[Extracted data entries]

--- --- ---

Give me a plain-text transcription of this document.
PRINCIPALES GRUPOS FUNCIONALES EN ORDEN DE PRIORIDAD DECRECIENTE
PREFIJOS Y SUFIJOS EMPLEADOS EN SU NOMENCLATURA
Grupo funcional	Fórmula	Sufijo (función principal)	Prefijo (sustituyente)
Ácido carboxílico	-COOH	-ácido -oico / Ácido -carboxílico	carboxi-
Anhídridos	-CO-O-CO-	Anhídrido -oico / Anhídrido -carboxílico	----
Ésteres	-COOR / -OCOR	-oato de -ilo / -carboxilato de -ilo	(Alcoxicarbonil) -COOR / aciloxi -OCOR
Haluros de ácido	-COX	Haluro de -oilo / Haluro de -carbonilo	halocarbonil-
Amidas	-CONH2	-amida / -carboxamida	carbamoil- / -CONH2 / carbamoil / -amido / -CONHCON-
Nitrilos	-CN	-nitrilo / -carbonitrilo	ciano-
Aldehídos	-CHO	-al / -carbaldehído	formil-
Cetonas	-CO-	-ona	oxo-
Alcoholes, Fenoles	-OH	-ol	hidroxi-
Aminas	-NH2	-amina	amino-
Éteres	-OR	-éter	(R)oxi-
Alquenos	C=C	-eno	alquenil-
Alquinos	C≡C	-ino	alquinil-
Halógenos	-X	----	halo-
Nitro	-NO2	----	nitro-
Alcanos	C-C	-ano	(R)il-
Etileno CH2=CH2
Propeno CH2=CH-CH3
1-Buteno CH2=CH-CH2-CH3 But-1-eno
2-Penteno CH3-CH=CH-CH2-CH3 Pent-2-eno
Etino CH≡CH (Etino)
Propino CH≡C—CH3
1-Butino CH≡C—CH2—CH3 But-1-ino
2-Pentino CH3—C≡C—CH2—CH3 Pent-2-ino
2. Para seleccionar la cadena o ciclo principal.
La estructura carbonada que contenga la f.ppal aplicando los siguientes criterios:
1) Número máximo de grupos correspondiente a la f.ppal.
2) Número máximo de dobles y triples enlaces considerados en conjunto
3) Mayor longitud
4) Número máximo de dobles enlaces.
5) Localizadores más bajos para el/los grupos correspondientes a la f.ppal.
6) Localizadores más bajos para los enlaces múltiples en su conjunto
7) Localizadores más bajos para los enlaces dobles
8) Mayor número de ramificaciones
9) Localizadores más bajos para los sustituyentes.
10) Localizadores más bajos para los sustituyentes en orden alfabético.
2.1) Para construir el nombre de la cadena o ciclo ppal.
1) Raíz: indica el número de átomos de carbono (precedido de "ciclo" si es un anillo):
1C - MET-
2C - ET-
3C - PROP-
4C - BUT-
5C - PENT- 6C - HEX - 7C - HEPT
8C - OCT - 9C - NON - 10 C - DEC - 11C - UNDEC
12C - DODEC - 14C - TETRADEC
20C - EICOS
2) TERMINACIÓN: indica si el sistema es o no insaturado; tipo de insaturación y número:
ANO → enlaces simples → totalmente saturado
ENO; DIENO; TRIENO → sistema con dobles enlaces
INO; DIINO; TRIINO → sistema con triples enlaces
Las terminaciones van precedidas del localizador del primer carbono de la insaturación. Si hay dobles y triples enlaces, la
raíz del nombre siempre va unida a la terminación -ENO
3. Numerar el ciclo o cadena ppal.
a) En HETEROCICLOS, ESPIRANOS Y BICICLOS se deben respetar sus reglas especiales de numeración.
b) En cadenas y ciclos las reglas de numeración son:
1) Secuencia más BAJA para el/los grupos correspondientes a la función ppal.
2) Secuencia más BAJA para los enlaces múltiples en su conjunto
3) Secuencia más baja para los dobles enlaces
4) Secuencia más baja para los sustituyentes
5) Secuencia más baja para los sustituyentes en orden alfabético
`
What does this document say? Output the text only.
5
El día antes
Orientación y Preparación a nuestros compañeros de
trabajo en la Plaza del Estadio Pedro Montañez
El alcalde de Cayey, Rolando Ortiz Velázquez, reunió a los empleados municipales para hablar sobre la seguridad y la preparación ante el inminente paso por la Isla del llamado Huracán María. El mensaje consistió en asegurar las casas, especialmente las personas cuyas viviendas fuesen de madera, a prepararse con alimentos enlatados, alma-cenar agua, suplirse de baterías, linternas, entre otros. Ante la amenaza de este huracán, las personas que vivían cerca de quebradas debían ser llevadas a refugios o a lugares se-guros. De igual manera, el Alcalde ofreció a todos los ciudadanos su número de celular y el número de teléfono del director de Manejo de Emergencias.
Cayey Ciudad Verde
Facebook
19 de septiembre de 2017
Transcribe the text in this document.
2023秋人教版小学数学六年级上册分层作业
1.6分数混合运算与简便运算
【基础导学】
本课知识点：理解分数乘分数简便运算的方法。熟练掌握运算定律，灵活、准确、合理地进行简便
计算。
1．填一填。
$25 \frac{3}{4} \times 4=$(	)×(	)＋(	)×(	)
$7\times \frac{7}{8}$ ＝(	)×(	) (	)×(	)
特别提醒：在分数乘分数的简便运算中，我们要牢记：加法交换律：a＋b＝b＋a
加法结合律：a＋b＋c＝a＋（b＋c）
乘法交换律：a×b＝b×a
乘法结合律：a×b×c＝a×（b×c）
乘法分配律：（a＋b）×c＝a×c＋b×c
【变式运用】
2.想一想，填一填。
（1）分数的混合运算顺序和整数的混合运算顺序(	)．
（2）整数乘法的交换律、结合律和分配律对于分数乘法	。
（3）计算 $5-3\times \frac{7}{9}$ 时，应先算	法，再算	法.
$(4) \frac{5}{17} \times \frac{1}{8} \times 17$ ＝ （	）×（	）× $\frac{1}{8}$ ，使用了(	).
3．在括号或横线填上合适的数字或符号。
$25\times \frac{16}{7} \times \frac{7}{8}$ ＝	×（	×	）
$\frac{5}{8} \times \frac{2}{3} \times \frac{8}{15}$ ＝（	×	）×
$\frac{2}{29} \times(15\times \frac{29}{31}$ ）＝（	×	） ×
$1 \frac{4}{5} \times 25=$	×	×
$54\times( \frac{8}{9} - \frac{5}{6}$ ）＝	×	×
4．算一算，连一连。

--- --- ---

PROBLEM -
Give the number of lines in the records that contain the string "triples", with no other output.

FINISHED ANSWER -
3